REQUEST:
Each record below should be repeated precisely as written.

○ ○ ○ ○

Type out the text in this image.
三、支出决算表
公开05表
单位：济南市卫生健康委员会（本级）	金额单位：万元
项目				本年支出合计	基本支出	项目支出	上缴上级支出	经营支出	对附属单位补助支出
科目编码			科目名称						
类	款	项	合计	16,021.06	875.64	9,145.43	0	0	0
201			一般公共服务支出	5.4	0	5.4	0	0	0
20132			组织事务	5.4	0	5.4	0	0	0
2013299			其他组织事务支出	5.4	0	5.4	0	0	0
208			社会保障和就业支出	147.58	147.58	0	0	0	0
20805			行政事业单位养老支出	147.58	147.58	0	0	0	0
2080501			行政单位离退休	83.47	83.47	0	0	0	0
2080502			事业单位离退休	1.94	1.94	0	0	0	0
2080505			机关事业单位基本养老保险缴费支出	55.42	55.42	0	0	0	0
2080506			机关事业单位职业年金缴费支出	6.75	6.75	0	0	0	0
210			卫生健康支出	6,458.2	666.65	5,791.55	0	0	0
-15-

○ ○ ○ ○

EXERCISE SOLUTION:
Type out the text in this image.
三、支出决算表
公开05表
单位：济南市卫生健康委员会（本级）	金额单位：万元
项目				本年支出合计	基本支出	项目支出	上缴上级支出	经营支出	对附属单位补助支出
科目编码			科目名称						
类	款	项	合计	16,021.06	875.64	9,145.43	0	0	0
201			一般公共服务支出	5.4	0	5.4	0	0	0
20132			组织事务	5.4	0	5.4	0	0	0
2013299			其他组织事务支出	5.4	0	5.4	0	0	0
208			社会保障和就业支出	147.58	147.58	0	0	0	0
20805			行政事业单位养老支出	147.58	147.58	0	0	0	0
2080501			行政单位离退休	83.47	83.47	0	0	0	0
2080502			事业单位离退休	1.94	1.94	0	0	0	0
2080505			机关事业单位基本养老保险缴费支出	55.42	55.42	0	0	0	0
2080506			机关事业单位职业年金缴费支出	6.75	6.75	0	0	0	0
210			卫生健康支出	6,458.2	666.65	5,791.55	0	0	0
-15-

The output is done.